▶ Element location data:
[Start]

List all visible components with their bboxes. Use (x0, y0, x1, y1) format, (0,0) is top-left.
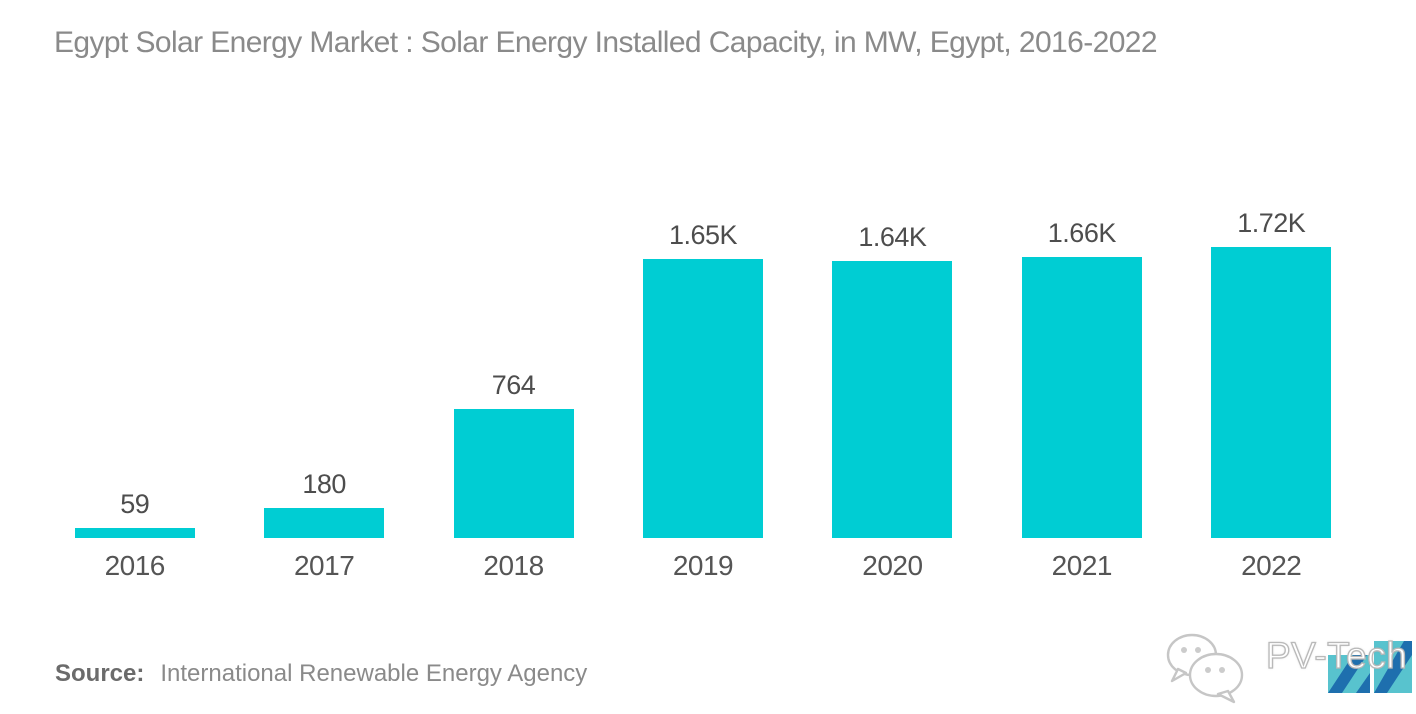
bar-column: 1.66K 2021 (987, 200, 1176, 582)
bar (642, 259, 763, 538)
bar-value-label: 764 (491, 370, 536, 400)
x-axis-label: 2016 (104, 550, 166, 581)
brand-watermark: PV-Tech (1166, 619, 1416, 714)
bar-value-label: 1.65K (668, 220, 738, 250)
plot-area: 59 2016 180 2017 764 2018 1.65K 2019 1.64K 2020 1.… (40, 200, 1366, 582)
source-text: International Renewable Energy Agency (160, 660, 588, 687)
x-axis-label: 2022 (1241, 550, 1302, 581)
bar-value-label: 59 (120, 489, 150, 519)
bar (1211, 247, 1332, 538)
bar-value-label: 1.72K (1237, 208, 1306, 238)
bar (74, 528, 195, 538)
bar (1021, 257, 1142, 538)
bar-column: 1.72K 2022 (1177, 200, 1366, 582)
pvtech-logo-mark (1326, 637, 1414, 700)
x-axis-label: 2020 (862, 550, 923, 581)
x-axis-label: 2018 (483, 550, 544, 581)
bar (832, 261, 953, 538)
bar-value-label: 1.64K (858, 222, 927, 252)
bar-column: 764 2018 (419, 200, 608, 582)
bar (453, 409, 574, 538)
brand-name: PV-Tech (1265, 634, 1408, 676)
bar-column: 180 2017 (229, 200, 418, 582)
bar-column: 1.65K 2019 (608, 200, 797, 582)
x-axis-label: 2017 (293, 550, 355, 581)
bar-column: 1.64K 2020 (798, 200, 987, 582)
bar-value-label: 1.66K (1047, 218, 1117, 248)
wechat-icon (1158, 627, 1250, 712)
source-row: Source: International Renewable Energy Ag… (55, 660, 587, 688)
bar-column: 59 2016 (40, 200, 229, 582)
bar (264, 508, 385, 538)
x-axis-label: 2019 (672, 550, 734, 581)
source-label: Source: (55, 660, 145, 687)
bar-value-label: 180 (302, 469, 346, 499)
x-axis-label: 2021 (1051, 550, 1113, 581)
chart-title: Egypt Solar Energy Market : Solar Energy… (54, 26, 1158, 59)
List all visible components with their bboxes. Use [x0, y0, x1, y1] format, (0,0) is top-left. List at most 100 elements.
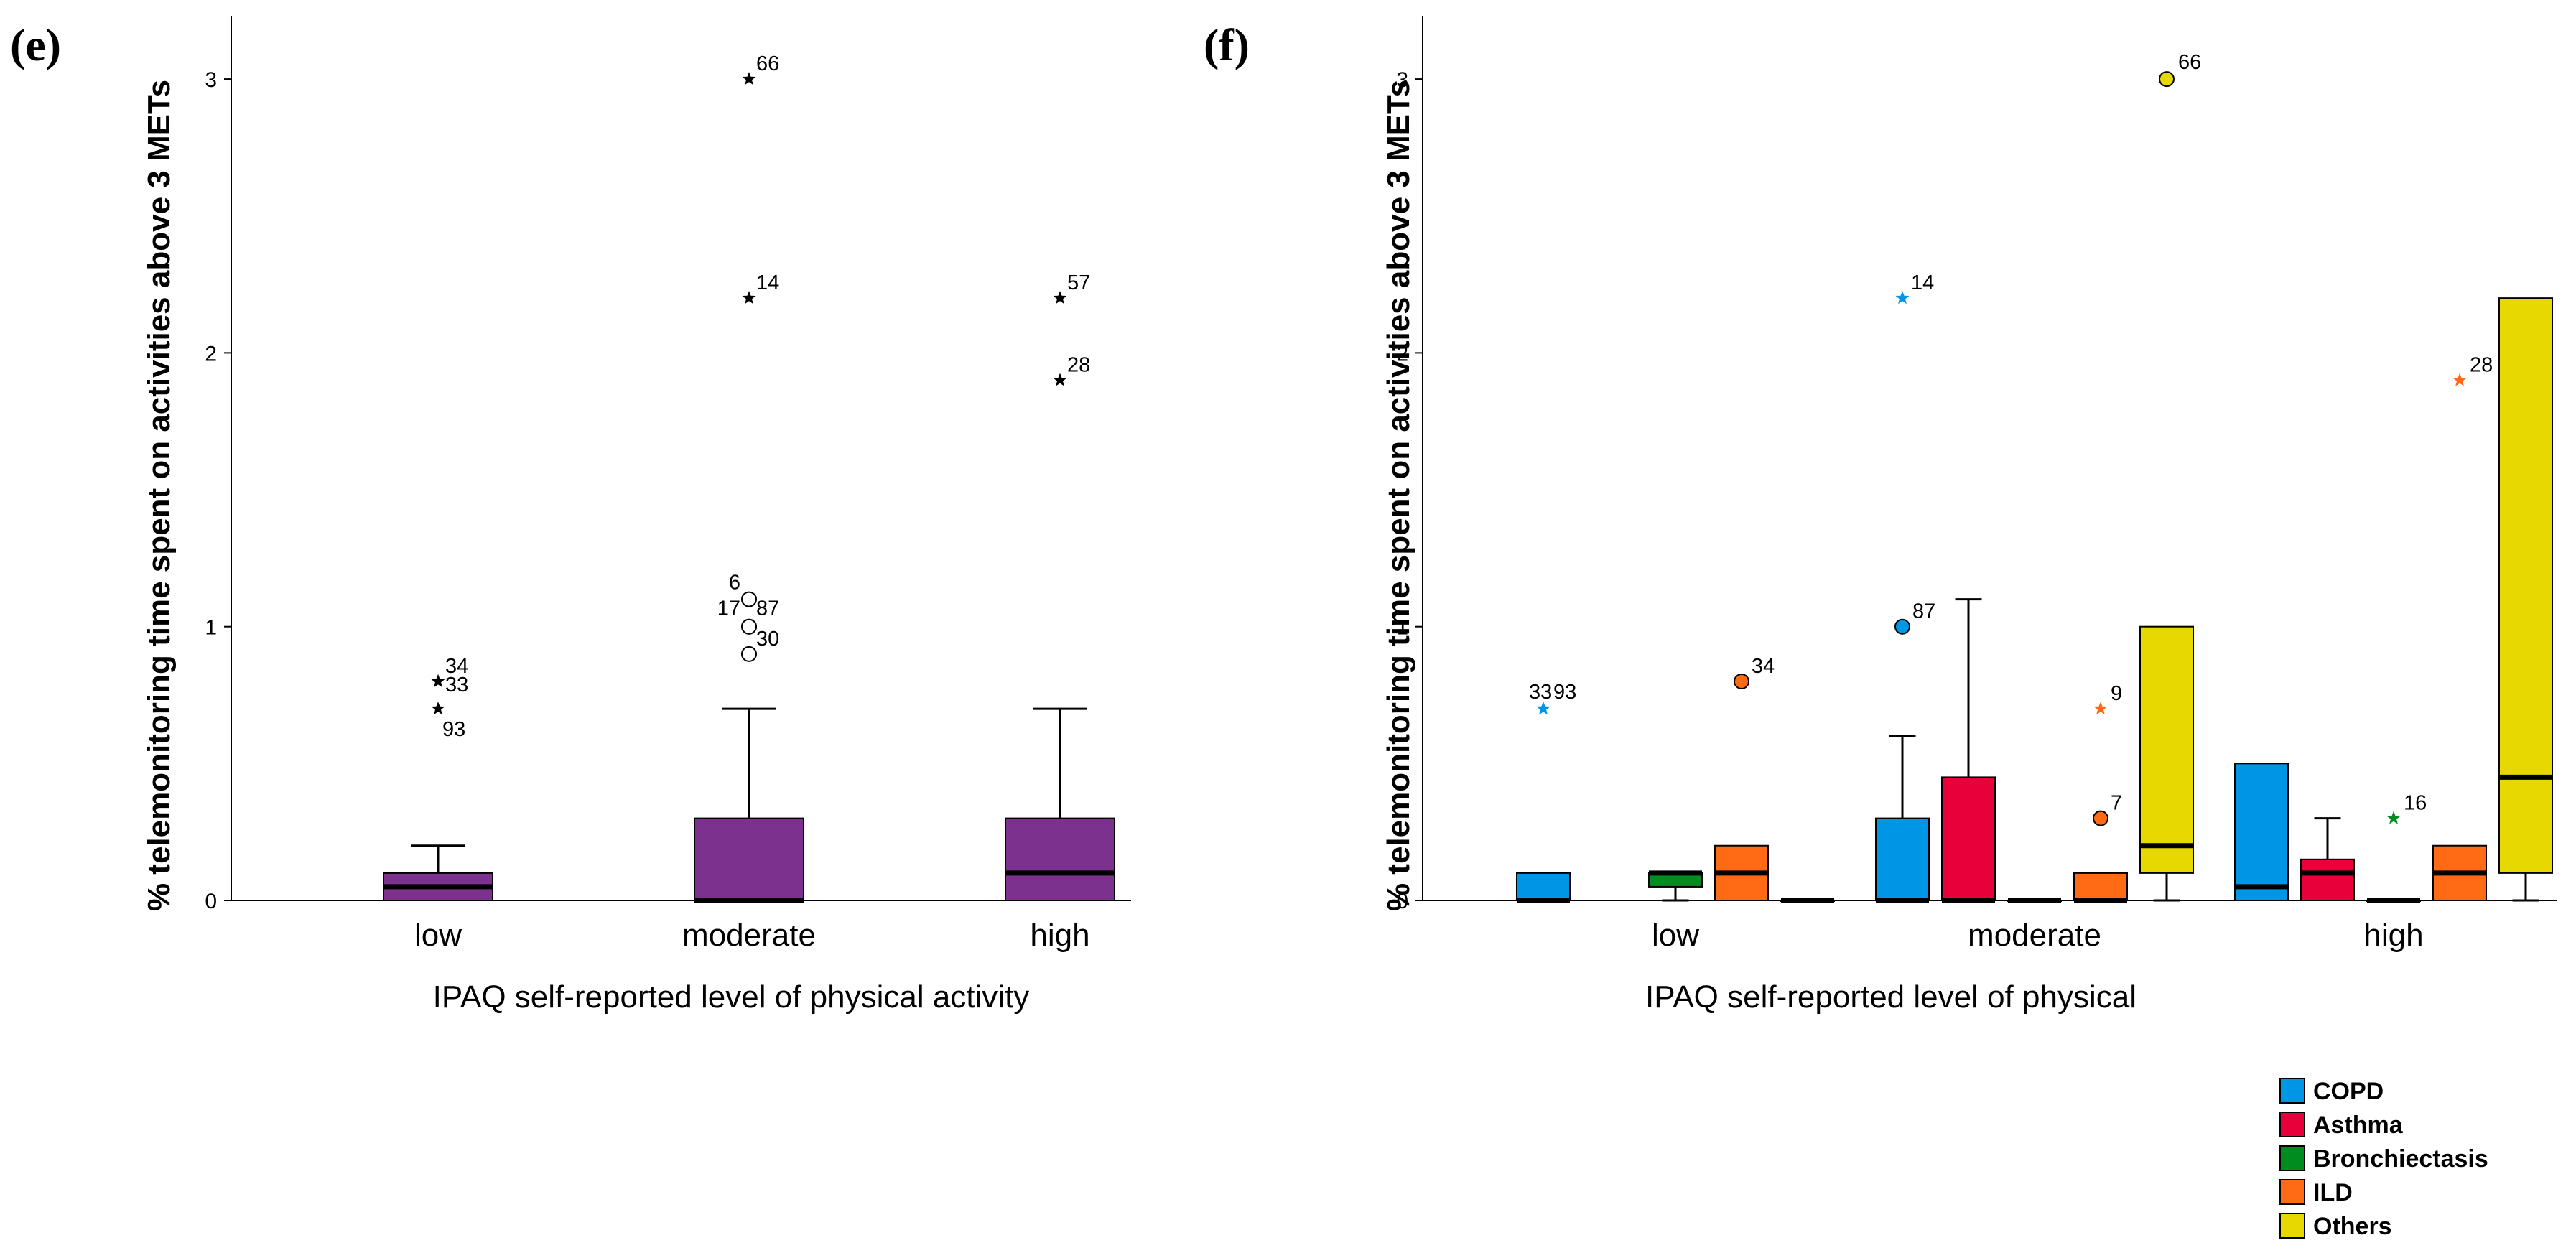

[End]

▶ Work to be completed: Reproduce every line of the rows above verbatim, omitting the pictures.

▶ Output below:
List all visible components with their bboxes. Use (x0, y0, x1, y1) format, (0,0) is top-left.
bar-column: 1.66K 2021 (987, 200, 1176, 582)
bar (642, 259, 763, 538)
bar-value-label: 764 (491, 370, 536, 400)
x-axis-label: 2016 (104, 550, 166, 581)
brand-watermark: PV-Tech (1166, 619, 1416, 714)
bar-value-label: 1.65K (668, 220, 738, 250)
plot-area: 59 2016 180 2017 764 2018 1.65K 2019 1.64K 2020 1.… (40, 200, 1366, 582)
source-text: International Renewable Energy Agency (160, 660, 588, 687)
x-axis-label: 2022 (1241, 550, 1302, 581)
bar-value-label: 59 (120, 489, 150, 519)
bar (1211, 247, 1332, 538)
bar-value-label: 1.72K (1237, 208, 1306, 238)
bar (74, 528, 195, 538)
bar (1021, 257, 1142, 538)
bar-column: 1.72K 2022 (1177, 200, 1366, 582)
pvtech-logo-mark (1326, 637, 1414, 700)
x-axis-label: 2020 (862, 550, 923, 581)
x-axis-label: 2018 (483, 550, 544, 581)
bar (832, 261, 953, 538)
bar-value-label: 1.64K (858, 222, 927, 252)
bar-column: 764 2018 (419, 200, 608, 582)
bar (453, 409, 574, 538)
brand-name: PV-Tech (1265, 634, 1408, 676)
bar-column: 180 2017 (229, 200, 418, 582)
bar-column: 1.65K 2019 (608, 200, 797, 582)
x-axis-label: 2017 (293, 550, 355, 581)
bar-column: 1.64K 2020 (798, 200, 987, 582)
bar-value-label: 1.66K (1047, 218, 1117, 248)
wechat-icon (1158, 627, 1250, 712)
source-row: Source: International Renewable Energy Ag… (55, 660, 587, 688)
bar-column: 59 2016 (40, 200, 229, 582)
bar (264, 508, 385, 538)
x-axis-label: 2019 (672, 550, 734, 581)
source-label: Source: (55, 660, 145, 687)
bar-value-label: 180 (302, 469, 346, 499)
x-axis-label: 2021 (1051, 550, 1113, 581)
chart-title: Egypt Solar Energy Market : Solar Energy… (54, 26, 1158, 59)
List all visible components with their bboxes. Use [x0, y0, x1, y1] format, (0,0) is top-left. List at most 100 elements.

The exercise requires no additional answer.